____ RECORDS FOR THE EXERCISE
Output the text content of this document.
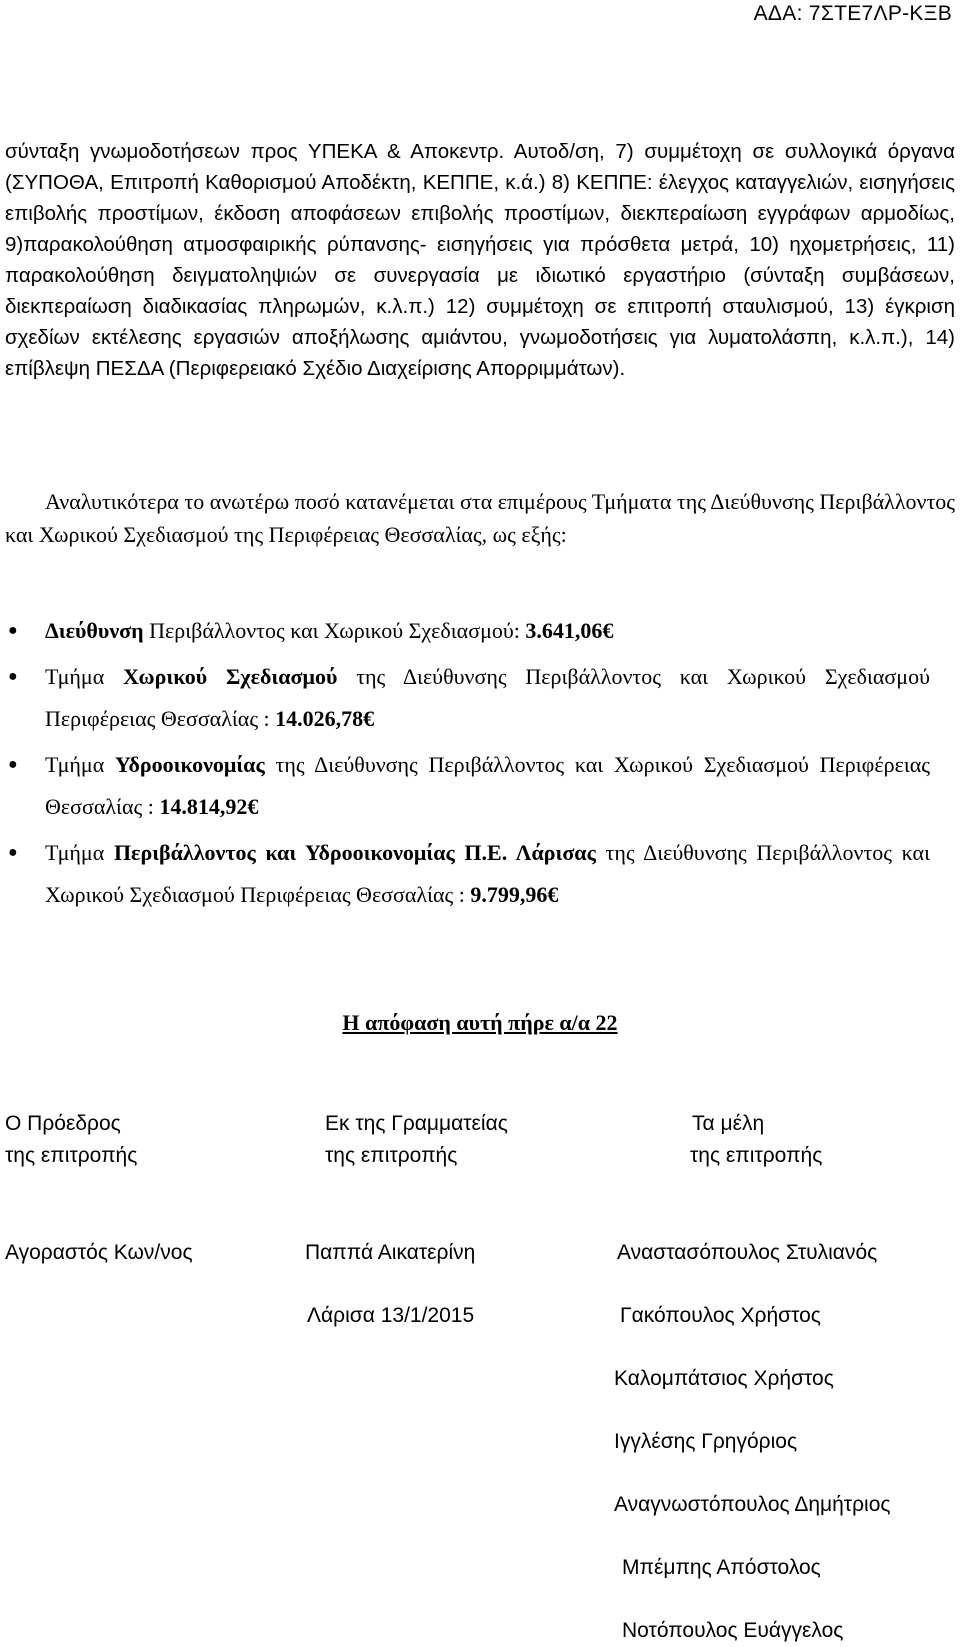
ΑΔΑ: 7ΣΤΕ7ΛΡ-ΚΞΒ
σύνταξη γνωμοδοτήσεων προς ΥΠΕΚΑ & Αποκεντρ. Αυτοδ/ση, 7) συμμέτοχη σε συλλογικά όργανα (ΣΥΠΟΘΑ, Επιτροπή Καθορισμού Αποδέκτη, ΚΕΠΠΕ, κ.ά.) 8) ΚΕΠΠΕ: έλεγχος καταγγελιών, εισηγήσεις επιβολής προστίμων, έκδοση αποφάσεων επιβολής προστίμων, διεκπεραίωση εγγράφων αρμοδίως, 9)παρακολούθηση ατμοσφαιρικής ρύπανσης- εισηγήσεις για πρόσθετα μετρά, 10) ηχομετρήσεις, 11) παρακολούθηση δειγματοληψιών σε συνεργασία με ιδιωτικό εργαστήριο (σύνταξη συμβάσεων, διεκπεραίωση διαδικασίας πληρωμών, κ.λ.π.) 12) συμμέτοχη σε επιτροπή σταυλισμού, 13) έγκριση σχεδίων εκτέλεσης εργασιών αποξήλωσης αμιάντου, γνωμοδοτήσεις για λυματολάσπη, κ.λ.π.), 14) επίβλεψη ΠΕΣΔΑ (Περιφερειακό Σχέδιο Διαχείρισης Απορριμμάτων).
Αναλυτικότερα το ανωτέρω ποσό κατανέμεται στα επιμέρους Τμήματα της Διεύθυνσης Περιβάλλοντος και Χωρικού Σχεδιασμού της Περιφέρειας Θεσσαλίας, ως εξής:
● Διεύθυνση Περιβάλλοντος και Χωρικού Σχεδιασμού: 3.641,06€
● Τμήμα Χωρικού Σχεδιασμού της Διεύθυνσης Περιβάλλοντος και Χωρικού Σχεδιασμού Περιφέρειας Θεσσαλίας : 14.026,78€
● Τμήμα Υδροοικονομίας της Διεύθυνσης Περιβάλλοντος και Χωρικού Σχεδιασμού Περιφέρειας Θεσσαλίας : 14.814,92€
● Τμήμα Περιβάλλοντος και Υδροοικονομίας Π.Ε. Λάρισας της Διεύθυνσης Περιβάλλοντος και Χωρικού Σχεδιασμού Περιφέρειας Θεσσαλίας : 9.799,96€
Η απόφαση αυτή πήρε α/α 22
Ο Πρόεδρος
της επιτροπής
Εκ της Γραμματείας
της επιτροπής
Τα μέλη
της επιτροπής
Αγοραστός Κων/νος	Παππά Αικατερίνη
Λάρισα 13/1/2015
Αναστασόπουλος Στυλιανός
Γακόπουλος Χρήστος
Καλομπάτσιος Χρήστος
Ιγγλέσης Γρηγόριος
Αναγνωστόπουλος Δημήτριος
Μπέμπης Απόστολος
Νοτόπουλος Ευάγγελος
________
PROBLEM TO WORK ON:
Each line of the material must be retyped exactly, except that images are omitted.

WORKED ANSWER:
Output the text content of this document.
ΑΔΑ: 7ΣΤΕ7ΛΡ-ΚΞΒ
σύνταξη γνωμοδοτήσεων προς ΥΠΕΚΑ & Αποκεντρ. Αυτοδ/ση, 7) συμμέτοχη σε συλλογικά όργανα (ΣΥΠΟΘΑ, Επιτροπή Καθορισμού Αποδέκτη, ΚΕΠΠΕ, κ.ά.) 8) ΚΕΠΠΕ: έλεγχος καταγγελιών, εισηγήσεις επιβολής προστίμων, έκδοση αποφάσεων επιβολής προστίμων, διεκπεραίωση εγγράφων αρμοδίως, 9)παρακολούθηση ατμοσφαιρικής ρύπανσης- εισηγήσεις για πρόσθετα μετρά, 10) ηχομετρήσεις, 11) παρακολούθηση δειγματοληψιών σε συνεργασία με ιδιωτικό εργαστήριο (σύνταξη συμβάσεων, διεκπεραίωση διαδικασίας πληρωμών, κ.λ.π.) 12) συμμέτοχη σε επιτροπή σταυλισμού, 13) έγκριση σχεδίων εκτέλεσης εργασιών αποξήλωσης αμιάντου, γνωμοδοτήσεις για λυματολάσπη, κ.λ.π.), 14) επίβλεψη ΠΕΣΔΑ (Περιφερειακό Σχέδιο Διαχείρισης Απορριμμάτων).
Αναλυτικότερα το ανωτέρω ποσό κατανέμεται στα επιμέρους Τμήματα της Διεύθυνσης Περιβάλλοντος και Χωρικού Σχεδιασμού της Περιφέρειας Θεσσαλίας, ως εξής:
● Διεύθυνση Περιβάλλοντος και Χωρικού Σχεδιασμού: 3.641,06€
● Τμήμα Χωρικού Σχεδιασμού της Διεύθυνσης Περιβάλλοντος και Χωρικού Σχεδιασμού Περιφέρειας Θεσσαλίας : 14.026,78€
● Τμήμα Υδροοικονομίας της Διεύθυνσης Περιβάλλοντος και Χωρικού Σχεδιασμού Περιφέρειας Θεσσαλίας : 14.814,92€
● Τμήμα Περιβάλλοντος και Υδροοικονομίας Π.Ε. Λάρισας της Διεύθυνσης Περιβάλλοντος και Χωρικού Σχεδιασμού Περιφέρειας Θεσσαλίας : 9.799,96€
Η απόφαση αυτή πήρε α/α 22
Ο Πρόεδρος
της επιτροπής
Εκ της Γραμματείας
της επιτροπής
Τα μέλη
της επιτροπής
Αγοραστός Κων/νος	Παππά Αικατερίνη
Λάρισα 13/1/2015
Αναστασόπουλος Στυλιανός
Γακόπουλος Χρήστος
Καλομπάτσιος Χρήστος
Ιγγλέσης Γρηγόριος
Αναγνωστόπουλος Δημήτριος
Μπέμπης Απόστολος
Νοτόπουλος Ευάγγελος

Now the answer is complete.